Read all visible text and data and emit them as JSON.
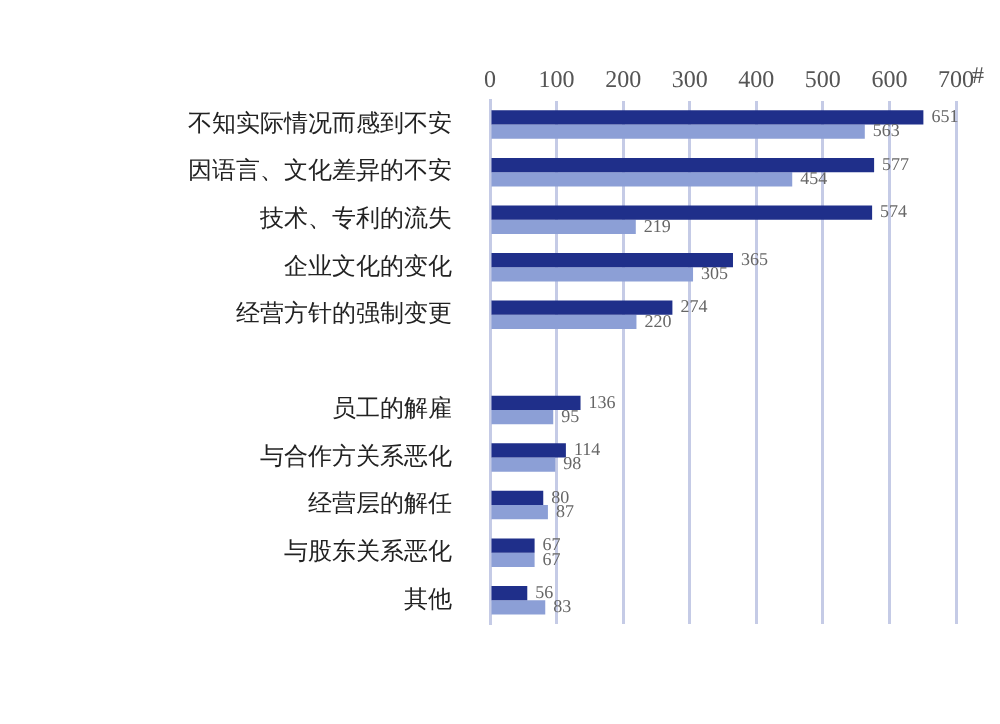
{
  "chart_data": {
    "type": "bar",
    "orientation": "horizontal",
    "xlabel": "#",
    "categories": [
      "不知实际情况而感到不安",
      "因语言、文化差异的不安",
      "技术、专利的流失",
      "企业文化的变化",
      "经营方针的强制变更",
      null,
      "员工的解雇",
      "与合作方关系恶化",
      "经营层的解任",
      "与股东关系恶化",
      "其他"
    ],
    "series": [
      {
        "color": "#1f2f8a",
        "values": [
          651,
          577,
          574,
          365,
          274,
          null,
          136,
          114,
          80,
          67,
          56
        ]
      },
      {
        "color": "#8c9fd6",
        "values": [
          563,
          454,
          219,
          305,
          220,
          null,
          95,
          98,
          87,
          67,
          83
        ]
      }
    ],
    "xlim": [
      0,
      700
    ],
    "xticks": [
      0,
      100,
      200,
      300,
      400,
      500,
      600,
      700
    ],
    "grid": "x",
    "data_labels": true
  }
}
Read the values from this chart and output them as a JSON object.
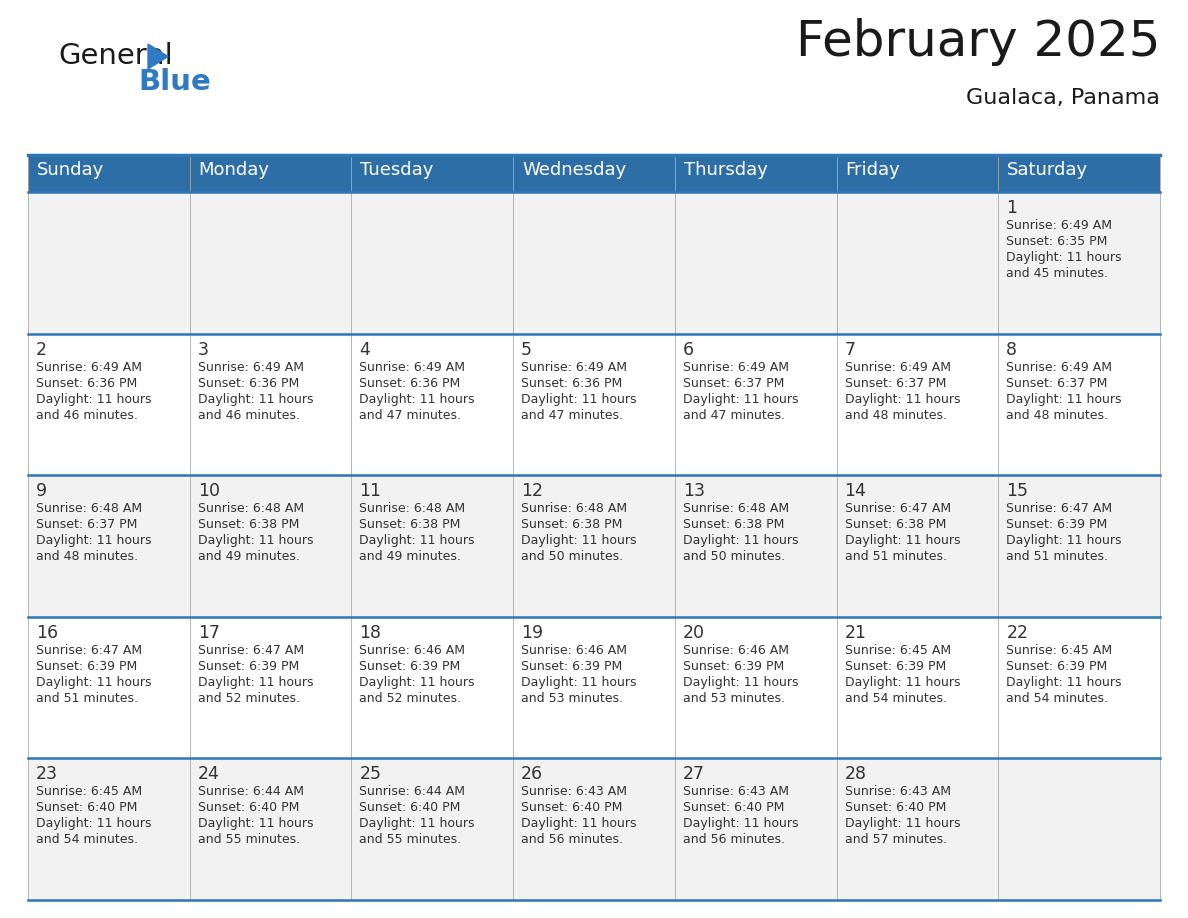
{
  "title": "February 2025",
  "subtitle": "Gualaca, Panama",
  "header_bg": "#2E6EA6",
  "header_text_color": "#FFFFFF",
  "cell_bg_even": "#F2F2F2",
  "cell_bg_odd": "#FFFFFF",
  "divider_color": "#2E75B6",
  "grid_color": "#AAAAAA",
  "text_color": "#333333",
  "days_of_week": [
    "Sunday",
    "Monday",
    "Tuesday",
    "Wednesday",
    "Thursday",
    "Friday",
    "Saturday"
  ],
  "calendar": [
    [
      {
        "day": null
      },
      {
        "day": null
      },
      {
        "day": null
      },
      {
        "day": null
      },
      {
        "day": null
      },
      {
        "day": null
      },
      {
        "day": 1,
        "sunrise": "6:49 AM",
        "sunset": "6:35 PM",
        "daylight": "11 hours and 45 minutes."
      }
    ],
    [
      {
        "day": 2,
        "sunrise": "6:49 AM",
        "sunset": "6:36 PM",
        "daylight": "11 hours and 46 minutes."
      },
      {
        "day": 3,
        "sunrise": "6:49 AM",
        "sunset": "6:36 PM",
        "daylight": "11 hours and 46 minutes."
      },
      {
        "day": 4,
        "sunrise": "6:49 AM",
        "sunset": "6:36 PM",
        "daylight": "11 hours and 47 minutes."
      },
      {
        "day": 5,
        "sunrise": "6:49 AM",
        "sunset": "6:36 PM",
        "daylight": "11 hours and 47 minutes."
      },
      {
        "day": 6,
        "sunrise": "6:49 AM",
        "sunset": "6:37 PM",
        "daylight": "11 hours and 47 minutes."
      },
      {
        "day": 7,
        "sunrise": "6:49 AM",
        "sunset": "6:37 PM",
        "daylight": "11 hours and 48 minutes."
      },
      {
        "day": 8,
        "sunrise": "6:49 AM",
        "sunset": "6:37 PM",
        "daylight": "11 hours and 48 minutes."
      }
    ],
    [
      {
        "day": 9,
        "sunrise": "6:48 AM",
        "sunset": "6:37 PM",
        "daylight": "11 hours and 48 minutes."
      },
      {
        "day": 10,
        "sunrise": "6:48 AM",
        "sunset": "6:38 PM",
        "daylight": "11 hours and 49 minutes."
      },
      {
        "day": 11,
        "sunrise": "6:48 AM",
        "sunset": "6:38 PM",
        "daylight": "11 hours and 49 minutes."
      },
      {
        "day": 12,
        "sunrise": "6:48 AM",
        "sunset": "6:38 PM",
        "daylight": "11 hours and 50 minutes."
      },
      {
        "day": 13,
        "sunrise": "6:48 AM",
        "sunset": "6:38 PM",
        "daylight": "11 hours and 50 minutes."
      },
      {
        "day": 14,
        "sunrise": "6:47 AM",
        "sunset": "6:38 PM",
        "daylight": "11 hours and 51 minutes."
      },
      {
        "day": 15,
        "sunrise": "6:47 AM",
        "sunset": "6:39 PM",
        "daylight": "11 hours and 51 minutes."
      }
    ],
    [
      {
        "day": 16,
        "sunrise": "6:47 AM",
        "sunset": "6:39 PM",
        "daylight": "11 hours and 51 minutes."
      },
      {
        "day": 17,
        "sunrise": "6:47 AM",
        "sunset": "6:39 PM",
        "daylight": "11 hours and 52 minutes."
      },
      {
        "day": 18,
        "sunrise": "6:46 AM",
        "sunset": "6:39 PM",
        "daylight": "11 hours and 52 minutes."
      },
      {
        "day": 19,
        "sunrise": "6:46 AM",
        "sunset": "6:39 PM",
        "daylight": "11 hours and 53 minutes."
      },
      {
        "day": 20,
        "sunrise": "6:46 AM",
        "sunset": "6:39 PM",
        "daylight": "11 hours and 53 minutes."
      },
      {
        "day": 21,
        "sunrise": "6:45 AM",
        "sunset": "6:39 PM",
        "daylight": "11 hours and 54 minutes."
      },
      {
        "day": 22,
        "sunrise": "6:45 AM",
        "sunset": "6:39 PM",
        "daylight": "11 hours and 54 minutes."
      }
    ],
    [
      {
        "day": 23,
        "sunrise": "6:45 AM",
        "sunset": "6:40 PM",
        "daylight": "11 hours and 54 minutes."
      },
      {
        "day": 24,
        "sunrise": "6:44 AM",
        "sunset": "6:40 PM",
        "daylight": "11 hours and 55 minutes."
      },
      {
        "day": 25,
        "sunrise": "6:44 AM",
        "sunset": "6:40 PM",
        "daylight": "11 hours and 55 minutes."
      },
      {
        "day": 26,
        "sunrise": "6:43 AM",
        "sunset": "6:40 PM",
        "daylight": "11 hours and 56 minutes."
      },
      {
        "day": 27,
        "sunrise": "6:43 AM",
        "sunset": "6:40 PM",
        "daylight": "11 hours and 56 minutes."
      },
      {
        "day": 28,
        "sunrise": "6:43 AM",
        "sunset": "6:40 PM",
        "daylight": "11 hours and 57 minutes."
      },
      {
        "day": null
      }
    ]
  ],
  "logo_color_general": "#1A1A1A",
  "logo_color_blue": "#2E7BC4",
  "logo_triangle_color": "#2E7BC4",
  "fig_width": 11.88,
  "fig_height": 9.18,
  "dpi": 100
}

Given exercise ▸ From the entries above, copy every line that holds the word "Read".

Output for this exercise ▸
Read all visible text and data and emit them as JSON.
Read the values from this chart and output them as a JSON object.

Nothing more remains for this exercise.